Exercise:
All of the listing below must be repeated word for word. Pictures are the only thing to omit.

Data for processing:
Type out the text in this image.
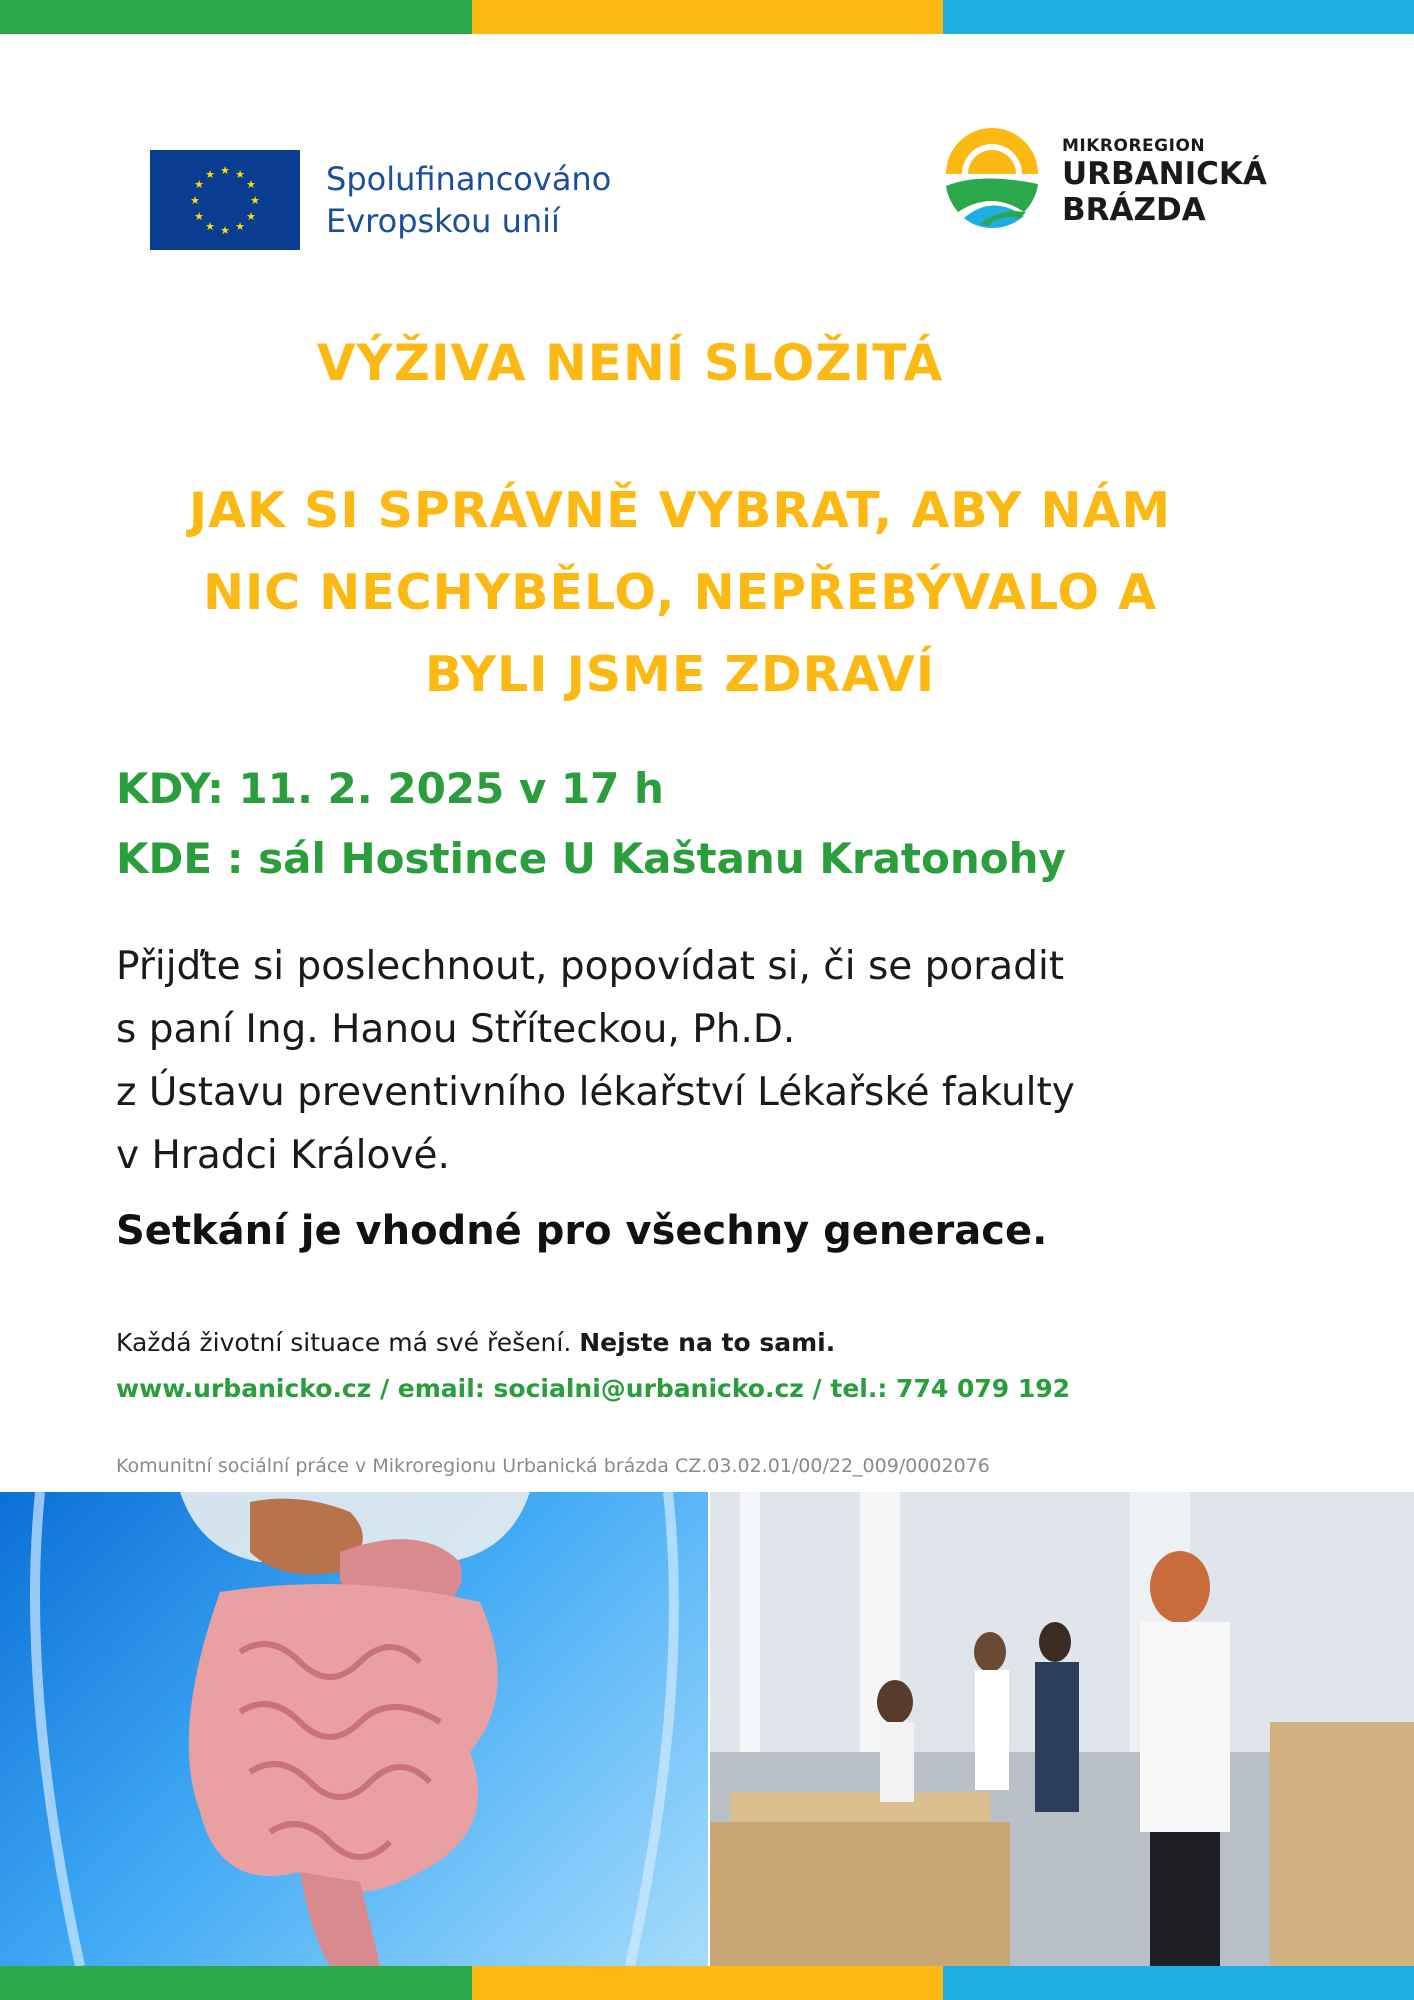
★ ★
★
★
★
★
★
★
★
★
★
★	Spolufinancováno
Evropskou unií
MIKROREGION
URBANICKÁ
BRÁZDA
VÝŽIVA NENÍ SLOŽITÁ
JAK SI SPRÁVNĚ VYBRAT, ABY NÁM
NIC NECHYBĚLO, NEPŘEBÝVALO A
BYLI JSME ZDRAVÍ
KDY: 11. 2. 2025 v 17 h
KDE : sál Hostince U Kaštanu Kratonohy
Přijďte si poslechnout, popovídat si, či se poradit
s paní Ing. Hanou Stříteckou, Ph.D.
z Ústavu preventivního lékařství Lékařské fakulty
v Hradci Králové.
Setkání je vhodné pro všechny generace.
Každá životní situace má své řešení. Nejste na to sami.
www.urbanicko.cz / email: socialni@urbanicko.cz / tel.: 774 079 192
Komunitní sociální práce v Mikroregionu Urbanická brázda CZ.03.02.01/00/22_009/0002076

Written solution:
Type out the text in this image.
★ ★
★
★
★
★
★
★
★
★
★
★	Spolufinancováno
Evropskou unií
MIKROREGION
URBANICKÁ
BRÁZDA
VÝŽIVA NENÍ SLOŽITÁ
JAK SI SPRÁVNĚ VYBRAT, ABY NÁM
NIC NECHYBĚLO, NEPŘEBÝVALO A
BYLI JSME ZDRAVÍ
KDY: 11. 2. 2025 v 17 h
KDE : sál Hostince U Kaštanu Kratonohy
Přijďte si poslechnout, popovídat si, či se poradit
s paní Ing. Hanou Stříteckou, Ph.D.
z Ústavu preventivního lékařství Lékařské fakulty
v Hradci Králové.
Setkání je vhodné pro všechny generace.
Každá životní situace má své řešení. Nejste na to sami.
www.urbanicko.cz / email: socialni@urbanicko.cz / tel.: 774 079 192
Komunitní sociální práce v Mikroregionu Urbanická brázda CZ.03.02.01/00/22_009/0002076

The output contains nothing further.